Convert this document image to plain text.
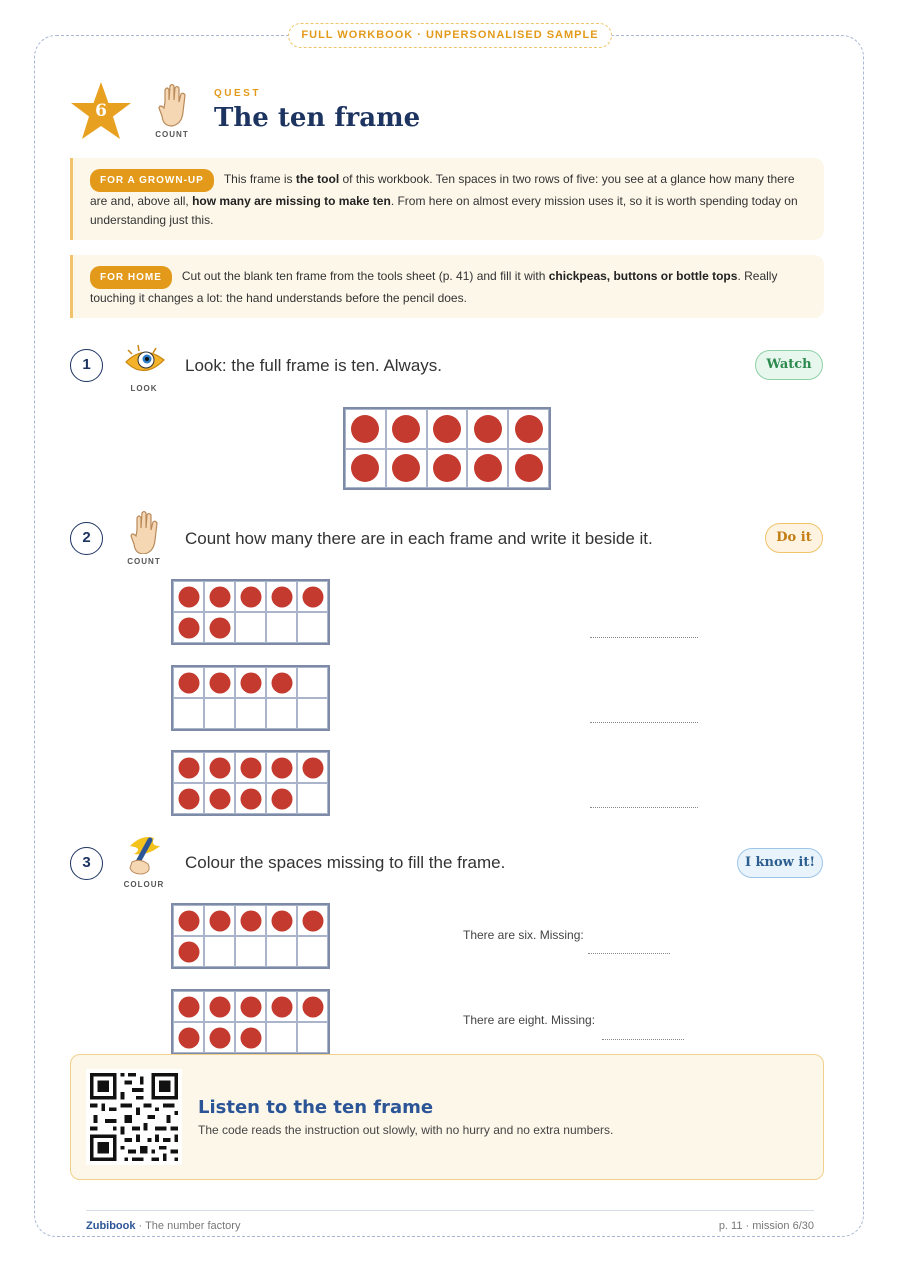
FULL WORKBOOK · UNPERSONALISED SAMPLE
6
COUNT
QUEST
The ten frame
FOR A GROWN-UP This frame is the tool of this workbook. Ten spaces in two rows of five: you see at a glance how many there are and, above all, how many are missing to make ten. From here on almost every mission uses it, so it is worth spending today on understanding just this.
FOR HOME Cut out the blank ten frame from the tools sheet (p. 41) and fill it with chickpeas, buttons or bottle tops. Really touching it changes a lot: the hand understands before the pencil does.
1
LOOK
Look: the full frame is ten. Always.	Watch
2
COUNT
Count how many there are in each frame and write it beside it.	Do it
3
COLOUR
Colour the spaces missing to fill the frame.	I know it!
There are six. Missing:
There are eight. Missing:
Listen to the ten frame
The code reads the instruction out slowly, with no hurry and no extra numbers.
Zubibook · The number factory	p. 11 · mission 6/30
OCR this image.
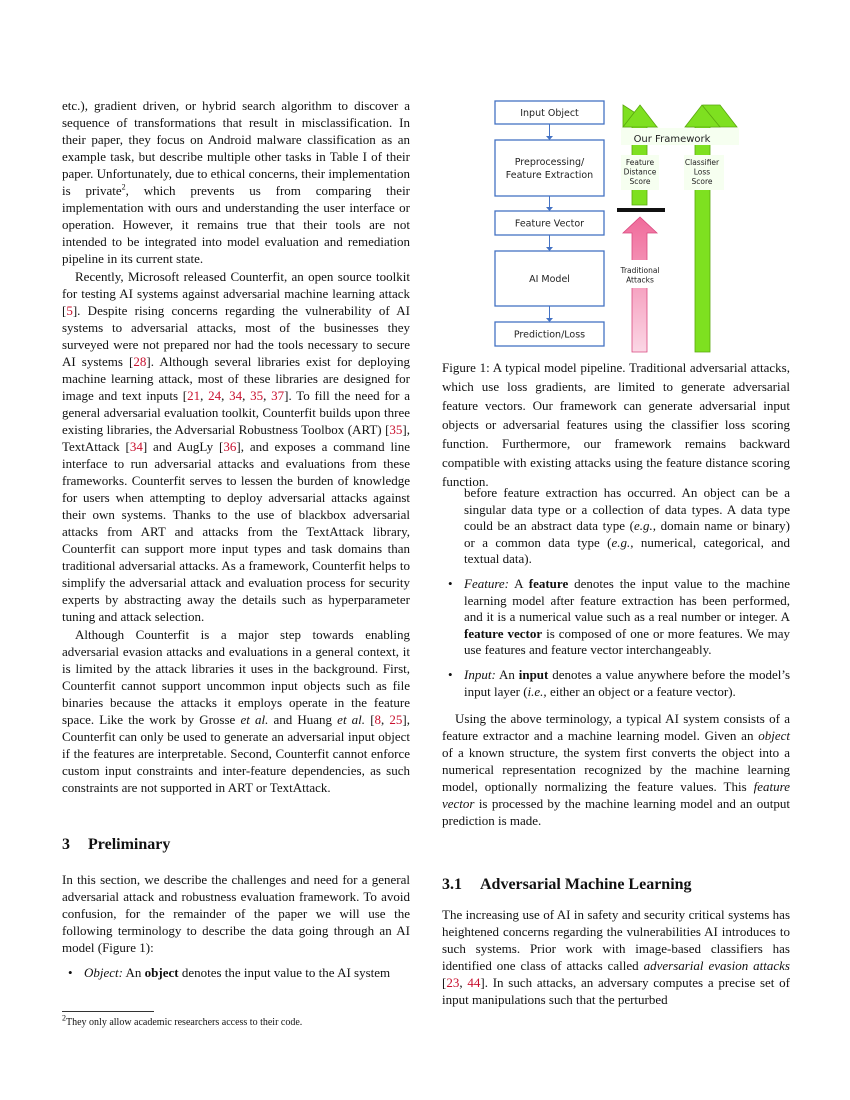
etc.), gradient driven, or hybrid search algorithm to discover a sequence of transformations that result in misclassification. In their paper, they focus on Android malware classification as an example task, but describe multiple other tasks in Table I of their paper. Unfortunately, due to ethical concerns, their implementation is private$^2$, which prevents us from comparing their implementation with ours and understanding the user interface or operation. However, it remains true that their tools are not intended to be integrated into model evaluation and remediation pipeline in its current state.

Recently, Microsoft released Counterfit, an open source toolkit for testing AI systems against adversarial machine learning attack [5]. Despite rising concerns regarding the vulnerability of AI systems to adversarial attacks, most of the businesses they surveyed were not prepared nor had the tools necessary to secure AI systems [28]. Although several libraries exist for deploying machine learning attack, most of these libraries are designed for image and text inputs [21, 24, 34, 35, 37]. To fill the need for a general adversarial evaluation toolkit, Counterfit builds upon three existing libraries, the Adversarial Robustness Toolbox (ART) [35], TextAttack [34] and AugLy [36], and exposes a command line interface to run adversarial attacks and evaluations from these frameworks. Counterfit serves to lessen the burden of knowledge for users when attempting to deploy adversarial attacks against their own systems. Thanks to the use of blackbox adversarial attacks from ART and attacks from the TextAttack library, Counterfit can support more input types and task domains than traditional adversarial attacks. As a framework, Counterfit helps to simplify the adversarial attack and evaluation process for security experts by abstracting away the details such as hyperparameter tuning and attack selection.

Although Counterfit is a major step towards enabling adversarial evasion attacks and evaluations in a general context, it is limited by the attack libraries it uses in the background. First, Counterfit cannot support uncommon input objects such as file binaries because the attacks it employs operate in the feature space. Like the work by Grosse et al. and Huang et al. [8, 25], Counterfit can only be used to generate an adversarial input object if the features are interpretable. Second, Counterfit cannot enforce custom input constraints and inter-feature dependencies, as such constraints are not supported in ART or TextAttack.

3 Preliminary

In this section, we describe the challenges and need for a general adversarial attack and robustness evaluation framework. To avoid confusion, for the remainder of the paper we will use the following terminology to describe the data going through an AI model (Figure 1):

• Object: An object denotes the input value to the AI system

$^2$They only allow academic researchers access to their code.
Input Object
Preprocessing/ Feature Extraction
Feature Vector
AI Model
Prediction/Loss
Our Framework
Feature Distance Score
Classifier Loss Score
Traditional Attacks
Figure 1: A typical model pipeline. Traditional adversarial attacks, which use loss gradients, are limited to generate adversarial feature vectors. Our framework can generate adversarial input objects or adversarial features using the classifier loss scoring function. Furthermore, our framework remains backward compatible with existing attacks using the feature distance scoring function.

before feature extraction has occurred. An object can be a singular data type or a collection of data types. A data type could be an abstract data type (e.g., domain name or binary) or a common data type (e.g., numerical, categorical, and textual data).

• Feature: A feature denotes the input value to the machine learning model after feature extraction has been performed, and it is a numerical value such as a real number or integer. A feature vector is composed of one or more features. We may use features and feature vector interchangeably.

• Input: An input denotes a value anywhere before the model’s input layer (i.e., either an object or a feature vector).

Using the above terminology, a typical AI system consists of a feature extractor and a machine learning model. Given an object of a known structure, the system first converts the object into a numerical representation recognized by the machine learning model, optionally normalizing the feature values. This feature vector is processed by the machine learning model and an output prediction is made.

3.1 Adversarial Machine Learning
The increasing use of AI in safety and security critical systems has heightened concerns regarding the vulnerabilities AI introduces to such systems. Prior work with image-based classifiers has identified one class of attacks called adversarial evasion attacks [23, 44]. In such attacks, an adversary computes a precise set of input manipulations such that the perturbed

=====

• _DIRECTION_
Write the lines above out again exactly, without any of their pictures.

• _WRITTEN ANSWER_
Convert this document image to plain text.
FULL WORKBOOK · UNPERSONALISED SAMPLE
6
COUNT
QUEST
The ten frame
FOR A GROWN-UP This frame is the tool of this workbook. Ten spaces in two rows of five: you see at a glance how many there are and, above all, how many are missing to make ten. From here on almost every mission uses it, so it is worth spending today on understanding just this.
FOR HOME Cut out the blank ten frame from the tools sheet (p. 41) and fill it with chickpeas, buttons or bottle tops. Really touching it changes a lot: the hand understands before the pencil does.
1
LOOK
Look: the full frame is ten. Always.	Watch
2
COUNT
Count how many there are in each frame and write it beside it.	Do it
3
COLOUR
Colour the spaces missing to fill the frame.	I know it!
There are six. Missing:
There are eight. Missing:
Listen to the ten frame
The code reads the instruction out slowly, with no hurry and no extra numbers.
Zubibook · The number factory	p. 11 · mission 6/30
OCR this image.
etc.), gradient driven, or hybrid search algorithm to discover a sequence of transformations that result in misclassification. In their paper, they focus on Android malware classification as an example task, but describe multiple other tasks in Table I of their paper. Unfortunately, due to ethical concerns, their implementation is private$^2$, which prevents us from comparing their implementation with ours and understanding the user interface or operation. However, it remains true that their tools are not intended to be integrated into model evaluation and remediation pipeline in its current state.

Recently, Microsoft released Counterfit, an open source toolkit for testing AI systems against adversarial machine learning attack [5]. Despite rising concerns regarding the vulnerability of AI systems to adversarial attacks, most of the businesses they surveyed were not prepared nor had the tools necessary to secure AI systems [28]. Although several libraries exist for deploying machine learning attack, most of these libraries are designed for image and text inputs [21, 24, 34, 35, 37]. To fill the need for a general adversarial evaluation toolkit, Counterfit builds upon three existing libraries, the Adversarial Robustness Toolbox (ART) [35], TextAttack [34] and AugLy [36], and exposes a command line interface to run adversarial attacks and evaluations from these frameworks. Counterfit serves to lessen the burden of knowledge for users when attempting to deploy adversarial attacks against their own systems. Thanks to the use of blackbox adversarial attacks from ART and attacks from the TextAttack library, Counterfit can support more input types and task domains than traditional adversarial attacks. As a framework, Counterfit helps to simplify the adversarial attack and evaluation process for security experts by abstracting away the details such as hyperparameter tuning and attack selection.

Although Counterfit is a major step towards enabling adversarial evasion attacks and evaluations in a general context, it is limited by the attack libraries it uses in the background. First, Counterfit cannot support uncommon input objects such as file binaries because the attacks it employs operate in the feature space. Like the work by Grosse et al. and Huang et al. [8, 25], Counterfit can only be used to generate an adversarial input object if the features are interpretable. Second, Counterfit cannot enforce custom input constraints and inter-feature dependencies, as such constraints are not supported in ART or TextAttack.

3 Preliminary

In this section, we describe the challenges and need for a general adversarial attack and robustness evaluation framework. To avoid confusion, for the remainder of the paper we will use the following terminology to describe the data going through an AI model (Figure 1):

• Object: An object denotes the input value to the AI system

$^2$They only allow academic researchers access to their code.
Input Object
Preprocessing/ Feature Extraction
Feature Vector
AI Model
Prediction/Loss
Our Framework
Feature Distance Score
Classifier Loss Score
Traditional Attacks
Figure 1: A typical model pipeline. Traditional adversarial attacks, which use loss gradients, are limited to generate adversarial feature vectors. Our framework can generate adversarial input objects or adversarial features using the classifier loss scoring function. Furthermore, our framework remains backward compatible with existing attacks using the feature distance scoring function.

before feature extraction has occurred. An object can be a singular data type or a collection of data types. A data type could be an abstract data type (e.g., domain name or binary) or a common data type (e.g., numerical, categorical, and textual data).

• Feature: A feature denotes the input value to the machine learning model after feature extraction has been performed, and it is a numerical value such as a real number or integer. A feature vector is composed of one or more features. We may use features and feature vector interchangeably.

• Input: An input denotes a value anywhere before the model’s input layer (i.e., either an object or a feature vector).

Using the above terminology, a typical AI system consists of a feature extractor and a machine learning model. Given an object of a known structure, the system first converts the object into a numerical representation recognized by the machine learning model, optionally normalizing the feature values. This feature vector is processed by the machine learning model and an output prediction is made.

3.1 Adversarial Machine Learning
The increasing use of AI in safety and security critical systems has heightened concerns regarding the vulnerabilities AI introduces to such systems. Prior work with image-based classifiers has identified one class of attacks called adversarial evasion attacks [23, 44]. In such attacks, an adversary computes a precise set of input manipulations such that the perturbed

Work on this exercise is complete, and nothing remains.